▶ **Goal**:
In the entries below, find every line with "Maďarsko" and copy it.
○ ○ ○ ○ ○ ○ ○
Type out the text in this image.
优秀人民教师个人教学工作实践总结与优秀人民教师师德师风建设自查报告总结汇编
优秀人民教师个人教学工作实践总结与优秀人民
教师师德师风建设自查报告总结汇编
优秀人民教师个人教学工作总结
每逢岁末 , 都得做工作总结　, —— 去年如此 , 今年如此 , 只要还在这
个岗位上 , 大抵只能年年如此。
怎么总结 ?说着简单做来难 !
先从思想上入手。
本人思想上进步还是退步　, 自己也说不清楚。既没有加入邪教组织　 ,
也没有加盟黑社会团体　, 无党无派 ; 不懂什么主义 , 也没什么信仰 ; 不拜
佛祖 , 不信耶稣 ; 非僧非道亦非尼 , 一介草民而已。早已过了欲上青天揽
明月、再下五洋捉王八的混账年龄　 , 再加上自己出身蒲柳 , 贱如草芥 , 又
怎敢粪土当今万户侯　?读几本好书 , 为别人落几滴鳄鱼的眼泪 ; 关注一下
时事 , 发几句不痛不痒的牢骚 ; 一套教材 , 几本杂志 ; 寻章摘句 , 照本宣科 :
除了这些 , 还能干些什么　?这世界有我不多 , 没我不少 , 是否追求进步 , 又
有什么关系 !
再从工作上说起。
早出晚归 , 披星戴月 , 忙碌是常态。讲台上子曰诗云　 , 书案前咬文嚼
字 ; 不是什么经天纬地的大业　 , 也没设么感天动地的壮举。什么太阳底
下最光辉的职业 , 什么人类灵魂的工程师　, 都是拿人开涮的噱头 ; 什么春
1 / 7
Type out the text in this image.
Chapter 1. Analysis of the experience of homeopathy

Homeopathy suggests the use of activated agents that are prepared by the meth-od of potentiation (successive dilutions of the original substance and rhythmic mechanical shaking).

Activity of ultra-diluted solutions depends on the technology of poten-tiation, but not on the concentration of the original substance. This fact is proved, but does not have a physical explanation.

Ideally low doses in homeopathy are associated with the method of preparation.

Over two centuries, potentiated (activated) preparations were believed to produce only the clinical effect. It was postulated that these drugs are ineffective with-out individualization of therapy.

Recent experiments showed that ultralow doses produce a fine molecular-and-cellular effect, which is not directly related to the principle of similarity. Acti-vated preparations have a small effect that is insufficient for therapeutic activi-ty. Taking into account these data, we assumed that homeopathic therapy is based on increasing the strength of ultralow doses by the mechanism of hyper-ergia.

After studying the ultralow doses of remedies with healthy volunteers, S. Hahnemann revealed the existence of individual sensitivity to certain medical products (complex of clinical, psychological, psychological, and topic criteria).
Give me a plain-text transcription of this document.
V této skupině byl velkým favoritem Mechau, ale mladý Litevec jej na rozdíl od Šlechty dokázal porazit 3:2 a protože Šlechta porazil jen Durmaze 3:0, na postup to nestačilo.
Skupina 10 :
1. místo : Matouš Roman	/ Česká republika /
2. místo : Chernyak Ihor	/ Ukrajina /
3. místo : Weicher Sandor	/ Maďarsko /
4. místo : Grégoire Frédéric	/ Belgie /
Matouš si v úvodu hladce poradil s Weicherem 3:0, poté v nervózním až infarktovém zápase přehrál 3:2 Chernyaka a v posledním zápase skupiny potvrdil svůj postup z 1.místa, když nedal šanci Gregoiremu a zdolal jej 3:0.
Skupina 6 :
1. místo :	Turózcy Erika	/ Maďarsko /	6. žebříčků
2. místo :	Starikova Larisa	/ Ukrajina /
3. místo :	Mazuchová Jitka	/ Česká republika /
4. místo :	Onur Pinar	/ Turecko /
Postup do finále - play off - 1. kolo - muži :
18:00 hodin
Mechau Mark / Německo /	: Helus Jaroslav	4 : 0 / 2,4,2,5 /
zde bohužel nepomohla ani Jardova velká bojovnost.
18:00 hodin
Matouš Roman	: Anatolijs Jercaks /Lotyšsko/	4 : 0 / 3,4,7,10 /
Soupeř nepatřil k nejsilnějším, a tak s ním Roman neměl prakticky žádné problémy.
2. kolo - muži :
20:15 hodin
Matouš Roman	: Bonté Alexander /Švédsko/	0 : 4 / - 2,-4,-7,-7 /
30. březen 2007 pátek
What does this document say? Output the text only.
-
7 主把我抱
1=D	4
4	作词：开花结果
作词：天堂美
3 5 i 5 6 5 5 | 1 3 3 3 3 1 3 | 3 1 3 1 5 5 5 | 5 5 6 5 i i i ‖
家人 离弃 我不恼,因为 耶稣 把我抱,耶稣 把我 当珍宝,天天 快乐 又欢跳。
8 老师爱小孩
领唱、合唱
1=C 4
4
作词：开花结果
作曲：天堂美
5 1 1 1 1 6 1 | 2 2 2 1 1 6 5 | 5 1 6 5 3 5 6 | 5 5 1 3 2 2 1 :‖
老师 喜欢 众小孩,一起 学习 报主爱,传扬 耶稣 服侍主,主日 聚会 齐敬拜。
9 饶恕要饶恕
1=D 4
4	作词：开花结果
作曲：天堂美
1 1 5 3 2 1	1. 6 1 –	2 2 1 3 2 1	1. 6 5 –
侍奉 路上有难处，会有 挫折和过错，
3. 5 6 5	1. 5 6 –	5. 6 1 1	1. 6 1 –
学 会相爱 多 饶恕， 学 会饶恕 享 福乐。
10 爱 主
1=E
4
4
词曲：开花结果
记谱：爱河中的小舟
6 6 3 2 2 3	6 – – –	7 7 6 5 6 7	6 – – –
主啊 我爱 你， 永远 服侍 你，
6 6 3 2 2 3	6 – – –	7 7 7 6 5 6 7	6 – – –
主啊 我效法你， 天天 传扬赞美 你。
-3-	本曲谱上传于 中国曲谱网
○ ○ ○ ○ ○ ○ ○
▶ **Expected answer**:
3. místo : Weicher Sandor	/ Maďarsko /
1. místo :	Turózcy Erika	/ Maďarsko /	6. žebříčků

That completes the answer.